### [What the task asks]
Copy every line of the listing exactly.

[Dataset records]
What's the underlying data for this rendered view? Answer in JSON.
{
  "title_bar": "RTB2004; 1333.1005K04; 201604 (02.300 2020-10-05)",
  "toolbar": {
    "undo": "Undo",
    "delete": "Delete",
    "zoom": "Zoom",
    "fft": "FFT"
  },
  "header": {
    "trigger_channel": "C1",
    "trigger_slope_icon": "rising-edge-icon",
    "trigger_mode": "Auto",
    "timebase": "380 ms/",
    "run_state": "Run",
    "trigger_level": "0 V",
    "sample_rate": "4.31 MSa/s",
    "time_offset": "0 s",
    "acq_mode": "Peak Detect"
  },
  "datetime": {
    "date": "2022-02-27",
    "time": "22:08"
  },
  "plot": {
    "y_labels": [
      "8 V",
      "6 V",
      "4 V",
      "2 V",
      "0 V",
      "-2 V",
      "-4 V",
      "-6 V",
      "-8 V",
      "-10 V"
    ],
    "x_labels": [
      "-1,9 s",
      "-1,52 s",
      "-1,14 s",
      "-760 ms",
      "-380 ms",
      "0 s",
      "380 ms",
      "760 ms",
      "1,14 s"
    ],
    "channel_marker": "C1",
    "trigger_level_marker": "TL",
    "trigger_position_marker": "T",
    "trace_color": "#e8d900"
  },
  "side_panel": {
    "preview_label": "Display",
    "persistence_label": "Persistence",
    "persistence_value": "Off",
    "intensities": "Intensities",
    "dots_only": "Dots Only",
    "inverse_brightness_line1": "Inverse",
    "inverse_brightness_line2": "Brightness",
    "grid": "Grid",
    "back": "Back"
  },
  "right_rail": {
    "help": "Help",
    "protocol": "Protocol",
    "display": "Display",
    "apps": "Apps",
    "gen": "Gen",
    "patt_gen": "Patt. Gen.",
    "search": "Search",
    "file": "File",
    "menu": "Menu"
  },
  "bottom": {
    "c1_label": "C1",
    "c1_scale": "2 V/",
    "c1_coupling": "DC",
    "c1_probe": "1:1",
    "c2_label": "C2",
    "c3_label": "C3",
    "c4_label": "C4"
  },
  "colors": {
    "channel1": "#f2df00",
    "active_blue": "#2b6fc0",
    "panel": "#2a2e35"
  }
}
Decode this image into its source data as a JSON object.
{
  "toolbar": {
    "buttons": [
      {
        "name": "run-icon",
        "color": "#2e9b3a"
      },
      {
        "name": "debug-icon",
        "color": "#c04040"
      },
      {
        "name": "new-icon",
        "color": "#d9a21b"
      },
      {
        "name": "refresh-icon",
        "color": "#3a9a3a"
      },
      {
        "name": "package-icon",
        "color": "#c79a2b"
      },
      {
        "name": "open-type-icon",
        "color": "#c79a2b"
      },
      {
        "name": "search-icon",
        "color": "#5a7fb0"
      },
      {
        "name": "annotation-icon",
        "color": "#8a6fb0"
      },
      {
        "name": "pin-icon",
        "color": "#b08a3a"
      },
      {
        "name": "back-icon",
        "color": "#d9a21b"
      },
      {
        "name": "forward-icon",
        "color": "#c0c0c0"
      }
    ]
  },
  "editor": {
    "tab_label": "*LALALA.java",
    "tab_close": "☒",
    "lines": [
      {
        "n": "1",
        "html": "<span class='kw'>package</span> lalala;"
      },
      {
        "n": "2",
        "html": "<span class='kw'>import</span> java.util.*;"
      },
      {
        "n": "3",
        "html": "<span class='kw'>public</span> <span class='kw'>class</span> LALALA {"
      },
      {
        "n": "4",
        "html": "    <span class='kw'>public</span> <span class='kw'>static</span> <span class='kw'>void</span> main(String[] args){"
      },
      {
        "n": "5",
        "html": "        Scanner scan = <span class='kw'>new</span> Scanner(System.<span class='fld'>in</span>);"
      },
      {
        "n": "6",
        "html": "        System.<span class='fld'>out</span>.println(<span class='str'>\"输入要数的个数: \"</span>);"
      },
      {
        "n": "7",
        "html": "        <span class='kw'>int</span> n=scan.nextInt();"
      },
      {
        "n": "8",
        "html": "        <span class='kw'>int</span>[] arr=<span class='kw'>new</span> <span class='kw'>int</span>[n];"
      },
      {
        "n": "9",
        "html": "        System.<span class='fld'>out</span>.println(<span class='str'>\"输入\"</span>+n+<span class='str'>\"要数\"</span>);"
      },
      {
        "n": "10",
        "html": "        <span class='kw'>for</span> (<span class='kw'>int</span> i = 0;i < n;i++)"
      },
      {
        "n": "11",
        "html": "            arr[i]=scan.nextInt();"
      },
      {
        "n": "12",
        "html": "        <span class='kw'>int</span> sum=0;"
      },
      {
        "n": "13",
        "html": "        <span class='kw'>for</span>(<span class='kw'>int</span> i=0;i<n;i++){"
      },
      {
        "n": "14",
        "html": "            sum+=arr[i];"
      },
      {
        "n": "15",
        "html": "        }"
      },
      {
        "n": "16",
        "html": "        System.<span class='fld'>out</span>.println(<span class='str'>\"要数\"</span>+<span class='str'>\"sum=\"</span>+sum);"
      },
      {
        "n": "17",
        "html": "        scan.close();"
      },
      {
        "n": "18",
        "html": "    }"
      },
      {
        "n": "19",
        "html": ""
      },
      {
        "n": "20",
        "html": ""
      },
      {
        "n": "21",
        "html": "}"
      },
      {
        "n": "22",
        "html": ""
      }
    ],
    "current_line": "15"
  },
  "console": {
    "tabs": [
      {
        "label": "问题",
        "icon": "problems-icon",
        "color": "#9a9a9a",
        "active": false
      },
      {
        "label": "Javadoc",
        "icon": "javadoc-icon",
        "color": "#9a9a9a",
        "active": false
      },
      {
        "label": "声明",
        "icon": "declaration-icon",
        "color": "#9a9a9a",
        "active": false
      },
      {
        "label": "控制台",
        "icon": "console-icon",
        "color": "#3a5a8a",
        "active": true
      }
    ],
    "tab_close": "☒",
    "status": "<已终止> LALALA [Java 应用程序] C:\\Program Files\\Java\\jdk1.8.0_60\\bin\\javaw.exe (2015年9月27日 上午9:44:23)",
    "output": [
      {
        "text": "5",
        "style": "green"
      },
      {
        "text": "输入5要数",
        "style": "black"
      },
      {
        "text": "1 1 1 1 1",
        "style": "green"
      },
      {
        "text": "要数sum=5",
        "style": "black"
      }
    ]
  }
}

### [Response to the exercise]
What's the underlying data for this rendered view? Answer in JSON.
{
  "title_bar": "RTB2004; 1333.1005K04; 201604 (02.300 2020-10-05)",
  "toolbar": {
    "undo": "Undo",
    "delete": "Delete",
    "zoom": "Zoom",
    "fft": "FFT"
  },
  "header": {
    "trigger_channel": "C1",
    "trigger_slope_icon": "rising-edge-icon",
    "trigger_mode": "Auto",
    "timebase": "380 ms/",
    "run_state": "Run",
    "trigger_level": "0 V",
    "sample_rate": "4.31 MSa/s",
    "time_offset": "0 s",
    "acq_mode": "Peak Detect"
  },
  "datetime": {
    "date": "2022-02-27",
    "time": "22:08"
  },
  "plot": {
    "y_labels": [
      "8 V",
      "6 V",
      "4 V",
      "2 V",
      "0 V",
      "-2 V",
      "-4 V",
      "-6 V",
      "-8 V",
      "-10 V"
    ],
    "x_labels": [
      "-1,9 s",
      "-1,52 s",
      "-1,14 s",
      "-760 ms",
      "-380 ms",
      "0 s",
      "380 ms",
      "760 ms",
      "1,14 s"
    ],
    "channel_marker": "C1",
    "trigger_level_marker": "TL",
    "trigger_position_marker": "T",
    "trace_color": "#e8d900"
  },
  "side_panel": {
    "preview_label": "Display",
    "persistence_label": "Persistence",
    "persistence_value": "Off",
    "intensities": "Intensities",
    "dots_only": "Dots Only",
    "inverse_brightness_line1": "Inverse",
    "inverse_brightness_line2": "Brightness",
    "grid": "Grid",
    "back": "Back"
  },
  "right_rail": {
    "help": "Help",
    "protocol": "Protocol",
    "display": "Display",
    "apps": "Apps",
    "gen": "Gen",
    "patt_gen": "Patt. Gen.",
    "search": "Search",
    "file": "File",
    "menu": "Menu"
  },
  "bottom": {
    "c1_label": "C1",
    "c1_scale": "2 V/",
    "c1_coupling": "DC",
    "c1_probe": "1:1",
    "c2_label": "C2",
    "c3_label": "C3",
    "c4_label": "C4"
  },
  "colors": {
    "channel1": "#f2df00",
    "active_blue": "#2b6fc0",
    "panel": "#2a2e35"
  }
}
Decode this image into its source data as a JSON object.
{
  "toolbar": {
    "buttons": [
      {
        "name": "run-icon",
        "color": "#2e9b3a"
      },
      {
        "name": "debug-icon",
        "color": "#c04040"
      },
      {
        "name": "new-icon",
        "color": "#d9a21b"
      },
      {
        "name": "refresh-icon",
        "color": "#3a9a3a"
      },
      {
        "name": "package-icon",
        "color": "#c79a2b"
      },
      {
        "name": "open-type-icon",
        "color": "#c79a2b"
      },
      {
        "name": "search-icon",
        "color": "#5a7fb0"
      },
      {
        "name": "annotation-icon",
        "color": "#8a6fb0"
      },
      {
        "name": "pin-icon",
        "color": "#b08a3a"
      },
      {
        "name": "back-icon",
        "color": "#d9a21b"
      },
      {
        "name": "forward-icon",
        "color": "#c0c0c0"
      }
    ]
  },
  "editor": {
    "tab_label": "*LALALA.java",
    "tab_close": "☒",
    "lines": [
      {
        "n": "1",
        "html": "<span class='kw'>package</span> lalala;"
      },
      {
        "n": "2",
        "html": "<span class='kw'>import</span> java.util.*;"
      },
      {
        "n": "3",
        "html": "<span class='kw'>public</span> <span class='kw'>class</span> LALALA {"
      },
      {
        "n": "4",
        "html": "    <span class='kw'>public</span> <span class='kw'>static</span> <span class='kw'>void</span> main(String[] args){"
      },
      {
        "n": "5",
        "html": "        Scanner scan = <span class='kw'>new</span> Scanner(System.<span class='fld'>in</span>);"
      },
      {
        "n": "6",
        "html": "        System.<span class='fld'>out</span>.println(<span class='str'>\"输入要数的个数: \"</span>);"
      },
      {
        "n": "7",
        "html": "        <span class='kw'>int</span> n=scan.nextInt();"
      },
      {
        "n": "8",
        "html": "        <span class='kw'>int</span>[] arr=<span class='kw'>new</span> <span class='kw'>int</span>[n];"
      },
      {
        "n": "9",
        "html": "        System.<span class='fld'>out</span>.println(<span class='str'>\"输入\"</span>+n+<span class='str'>\"要数\"</span>);"
      },
      {
        "n": "10",
        "html": "        <span class='kw'>for</span> (<span class='kw'>int</span> i = 0;i < n;i++)"
      },
      {
        "n": "11",
        "html": "            arr[i]=scan.nextInt();"
      },
      {
        "n": "12",
        "html": "        <span class='kw'>int</span> sum=0;"
      },
      {
        "n": "13",
        "html": "        <span class='kw'>for</span>(<span class='kw'>int</span> i=0;i<n;i++){"
      },
      {
        "n": "14",
        "html": "            sum+=arr[i];"
      },
      {
        "n": "15",
        "html": "        }"
      },
      {
        "n": "16",
        "html": "        System.<span class='fld'>out</span>.println(<span class='str'>\"要数\"</span>+<span class='str'>\"sum=\"</span>+sum);"
      },
      {
        "n": "17",
        "html": "        scan.close();"
      },
      {
        "n": "18",
        "html": "    }"
      },
      {
        "n": "19",
        "html": ""
      },
      {
        "n": "20",
        "html": ""
      },
      {
        "n": "21",
        "html": "}"
      },
      {
        "n": "22",
        "html": ""
      }
    ],
    "current_line": "15"
  },
  "console": {
    "tabs": [
      {
        "label": "问题",
        "icon": "problems-icon",
        "color": "#9a9a9a",
        "active": false
      },
      {
        "label": "Javadoc",
        "icon": "javadoc-icon",
        "color": "#9a9a9a",
        "active": false
      },
      {
        "label": "声明",
        "icon": "declaration-icon",
        "color": "#9a9a9a",
        "active": false
      },
      {
        "label": "控制台",
        "icon": "console-icon",
        "color": "#3a5a8a",
        "active": true
      }
    ],
    "tab_close": "☒",
    "status": "<已终止> LALALA [Java 应用程序] C:\\Program Files\\Java\\jdk1.8.0_60\\bin\\javaw.exe (2015年9月27日 上午9:44:23)",
    "output": [
      {
        "text": "5",
        "style": "green"
      },
      {
        "text": "输入5要数",
        "style": "black"
      },
      {
        "text": "1 1 1 1 1",
        "style": "green"
      },
      {
        "text": "要数sum=5",
        "style": "black"
      }
    ]
  }
}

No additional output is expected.